Required work:
1 - List every parenthetical remark in the passage on training young horses.
2 - Reproduce the passage on training young horses from "Sadly, most seem" to "submissive obedience trance.", swapping "round penning" for "lunging".

Document excerpt:
..............................
It seems the older I get, the more I’m inclined to ask the horse how he wants to proceed. Years ago, I’d relish the opportunity to engage a horse in a battle of wills that demonstrated my mettle and glue.  Granted, it’s hard to know how much of my collaborative approach comes from the wisdom of age, or the pain of aging injuries borne from younger and dumber years, but I have found the changes in my technique over the years seem to make training a lot more fun for the horse.

Of course, there’s the occasional alpha that’s already had a good deal of mileage schooling humans who chose to confront them with demands vs. understanding that requires staying power and athleticism, but most horses will choose to be agreeable if you listen to their concerns, spend the time required to ease them into new lessons and fortify your riding time with ground work.

Short is better with early horse training

One of the things I’ve learned when it comes to starting horses under saddle (or working through issues that have developed as a result of an initial bad start) is brief is best when it comes to the duration of lessons.

Sadly, most seem to feel the more time you spend riding a young horse (or, even worse, round penning him to exhaustion in preparation for carrying a mount), the faster he will learn. It upsets me to see people pushing young equine minds past engagement and enjoyment toward a resentful and frustrated state of resistance – or a mindless submissive obedience trance.

Ten to fifteen minutes of training time seems to be the sweet spot for most young horses being introduced to a rider (and this includes ground work done in preparation for this moment too). Usually this can be an easy goal to reach if you spend enough time getting to know your horse so you can gauge his mood, choose lessons that will appeal to him and quit after a request is met. Sure, there are horses and days when your quick lesson plan turns into hours of persistence when wilfulness and attitude surfaces, but these are rare situations once you learn to hear the horse.
..............................
Stored records:
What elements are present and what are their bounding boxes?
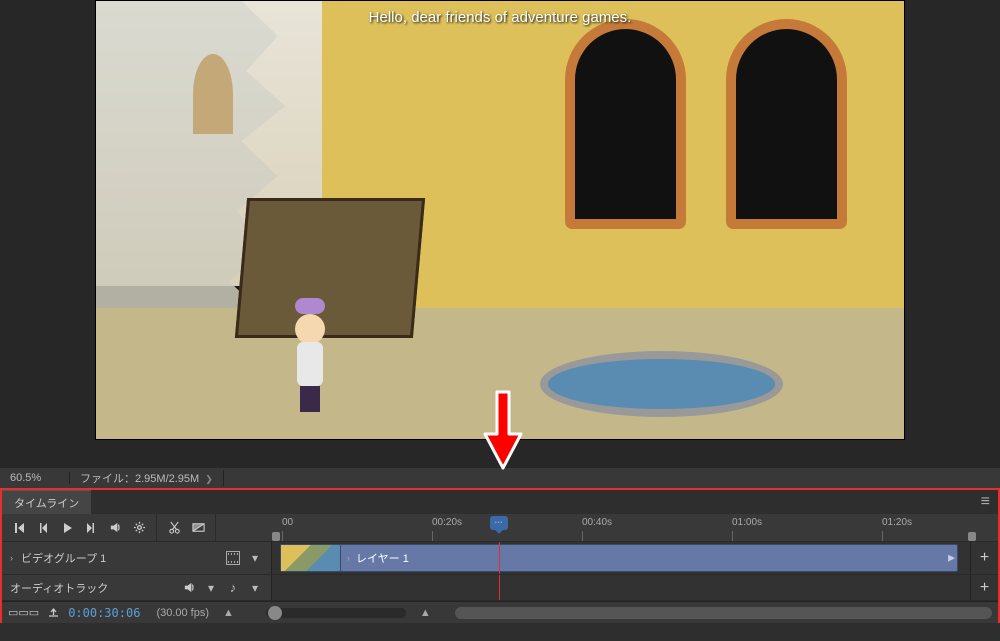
export-icon[interactable]	[47, 605, 60, 621]
work-area-end-handle[interactable]	[968, 532, 976, 541]
render-icon[interactable]: ▭▭▭	[8, 606, 39, 619]
clip-thumbnail	[281, 545, 341, 571]
track-name: オーディオトラック	[10, 580, 108, 596]
track-menu-icon[interactable]: ▾	[247, 550, 263, 566]
ruler-tick: 00:40s	[582, 517, 612, 528]
file-size[interactable]: ファイル：2.95M/2.95M❯	[70, 470, 224, 486]
time-ruler[interactable]: 00 00:20s 00:40s 01:00s 01:20s •••	[272, 514, 978, 542]
clip-handle-icon[interactable]: ▶	[948, 553, 955, 564]
track-name: ビデオグループ 1	[21, 550, 106, 566]
filmstrip-icon[interactable]	[225, 550, 241, 566]
playhead-line	[499, 575, 500, 600]
panel-menu-icon[interactable]: ≡	[981, 493, 990, 511]
timeline-tools	[157, 514, 216, 541]
video-clip[interactable]: › レイヤー 1 ▶	[280, 544, 958, 572]
expand-icon[interactable]: ›	[10, 553, 13, 563]
zoom-in-icon[interactable]: ▲	[420, 607, 431, 619]
audio-track: オーディオトラック ▾ ♪ ▾ +	[2, 575, 998, 601]
split-clip-button[interactable]	[163, 517, 185, 539]
playhead[interactable]: •••	[490, 516, 508, 530]
next-frame-button[interactable]	[80, 517, 102, 539]
work-area-start-handle[interactable]	[272, 532, 280, 541]
chevron-right-icon: ❯	[205, 474, 213, 484]
add-track-button[interactable]: +	[970, 575, 998, 600]
transition-button[interactable]	[187, 517, 209, 539]
zoom-out-icon[interactable]: ▲	[223, 607, 234, 619]
goto-start-button[interactable]	[8, 517, 30, 539]
fps-display[interactable]: (30.00 fps)	[156, 607, 209, 619]
playhead-line	[499, 542, 500, 574]
settings-button[interactable]	[128, 517, 150, 539]
chevron-right-icon: ›	[347, 553, 350, 563]
zoom-level[interactable]: 60.5%	[0, 472, 70, 484]
scrollbar-thumb[interactable]	[455, 607, 992, 619]
track-lane[interactable]: › レイヤー 1 ▶	[272, 542, 970, 574]
clip-name: レイヤー 1	[356, 550, 409, 566]
mute-button[interactable]	[104, 517, 126, 539]
add-track-button[interactable]: +	[970, 542, 998, 574]
zoom-slider[interactable]	[266, 608, 406, 618]
track-menu-icon[interactable]: ▾	[203, 580, 219, 596]
ruler-tick: 00:20s	[432, 517, 462, 528]
tab-timeline[interactable]: タイムライン	[2, 490, 91, 515]
ruler-tick: 01:00s	[732, 517, 762, 528]
speaker-icon[interactable]	[181, 580, 197, 596]
transport-controls	[2, 514, 157, 541]
current-timecode[interactable]: 0:00:30:06	[68, 606, 140, 620]
track-header[interactable]: › ビデオグループ 1 ▾	[2, 542, 272, 574]
video-canvas[interactable]: Hello, dear friends of adventure games.	[95, 0, 905, 440]
prev-frame-button[interactable]	[32, 517, 54, 539]
track-header[interactable]: オーディオトラック ▾ ♪ ▾	[2, 575, 272, 600]
timeline-footer: ▭▭▭ 0:00:30:06 (30.00 fps) ▲ ▲	[2, 601, 998, 623]
panel-tab-bar: タイムライン ≡	[2, 490, 998, 514]
track-menu-icon[interactable]: ▾	[247, 580, 263, 596]
timeline-panel: タイムライン ≡ 00 00:20s 00:40s 01:00s 01:20s …	[0, 488, 1000, 623]
music-note-icon[interactable]: ♪	[225, 580, 241, 596]
horizontal-scrollbar[interactable]	[455, 607, 992, 619]
ruler-tick: 00	[282, 517, 293, 528]
timeline-controls-row: 00 00:20s 00:40s 01:00s 01:20s •••	[2, 514, 998, 542]
document-info-bar: 60.5% ファイル：2.95M/2.95M❯	[0, 468, 1000, 488]
video-subtitle: Hello, dear friends of adventure games.	[96, 9, 904, 26]
annotation-arrow-icon	[483, 390, 523, 470]
video-group-track: › ビデオグループ 1 ▾ › レイヤー 1 ▶ +	[2, 542, 998, 575]
ruler-tick: 01:20s	[882, 517, 912, 528]
play-button[interactable]	[56, 517, 78, 539]
track-lane[interactable]	[272, 575, 970, 600]
zoom-thumb[interactable]	[268, 606, 282, 620]
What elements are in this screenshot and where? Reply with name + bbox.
..............................
Results of the exercise:
1 -
(or working through issues that have developed as a result of an initial bad start)
(or, even worse, round penning him to exhaustion in preparation for carrying a mount)
(and this includes ground work done in preparation for this moment too)

2 -
Sadly, most seem to feel the more time you spend riding a young horse (or, even worse, lunging him to exhaustion in preparation for carrying a mount), the faster he will learn. It upsets me to see people pushing young equine minds past engagement and enjoyment toward a resentful and frustrated state of resistance – or a mindless submissive obedience trance.